* [Exercise prompt]: Copy each line exactly. Drop every picture.

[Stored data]
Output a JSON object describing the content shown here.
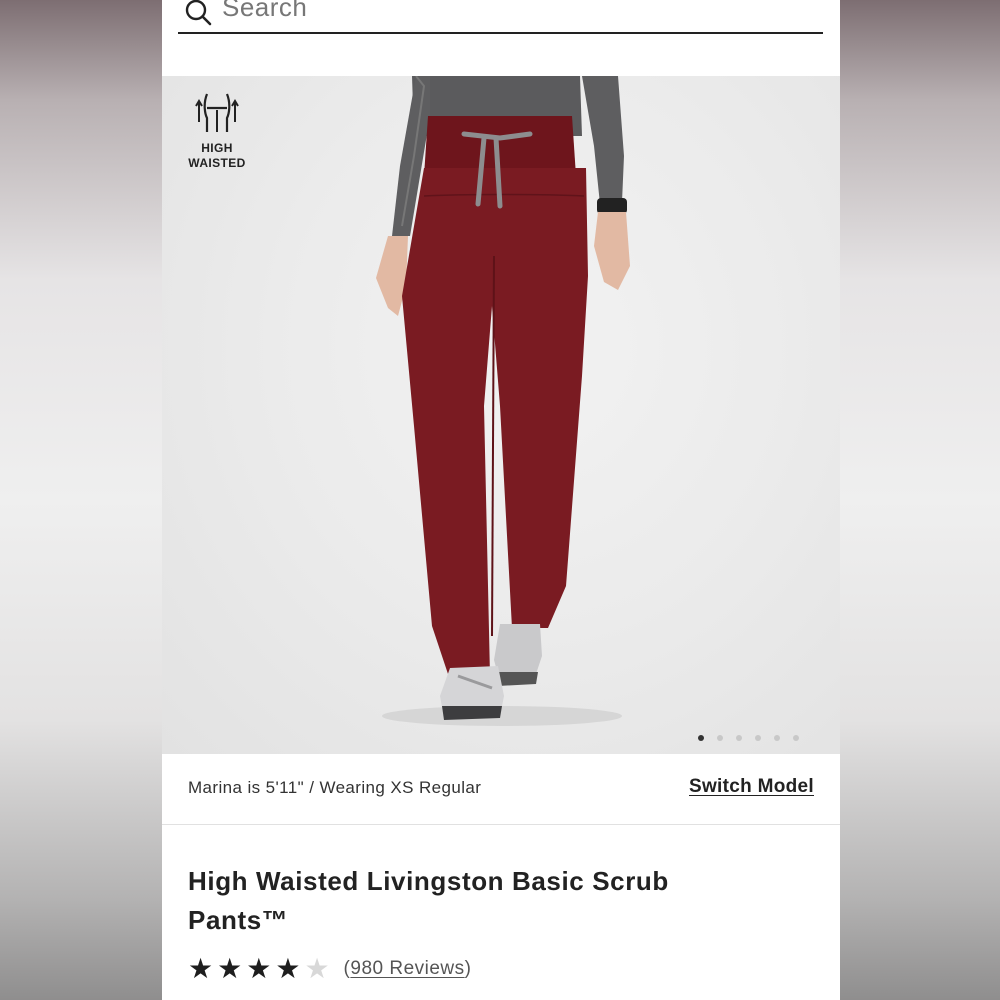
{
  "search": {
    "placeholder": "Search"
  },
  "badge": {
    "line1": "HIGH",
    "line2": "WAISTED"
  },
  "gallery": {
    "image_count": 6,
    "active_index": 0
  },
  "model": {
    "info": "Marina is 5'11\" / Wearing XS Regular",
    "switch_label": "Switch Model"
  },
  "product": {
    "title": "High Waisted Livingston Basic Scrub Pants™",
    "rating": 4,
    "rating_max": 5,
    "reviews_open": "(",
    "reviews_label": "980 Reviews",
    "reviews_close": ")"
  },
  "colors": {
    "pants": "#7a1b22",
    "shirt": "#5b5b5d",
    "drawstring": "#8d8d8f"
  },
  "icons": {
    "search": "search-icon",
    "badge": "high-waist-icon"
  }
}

* [In response]:
Output a JSON object describing the content shown here.
{
  "search": {
    "placeholder": "Search"
  },
  "badge": {
    "line1": "HIGH",
    "line2": "WAISTED"
  },
  "gallery": {
    "image_count": 6,
    "active_index": 0
  },
  "model": {
    "info": "Marina is 5'11\" / Wearing XS Regular",
    "switch_label": "Switch Model"
  },
  "product": {
    "title": "High Waisted Livingston Basic Scrub Pants™",
    "rating": 4,
    "rating_max": 5,
    "reviews_open": "(",
    "reviews_label": "980 Reviews",
    "reviews_close": ")"
  },
  "colors": {
    "pants": "#7a1b22",
    "shirt": "#5b5b5d",
    "drawstring": "#8d8d8f"
  },
  "icons": {
    "search": "search-icon",
    "badge": "high-waist-icon"
  }
}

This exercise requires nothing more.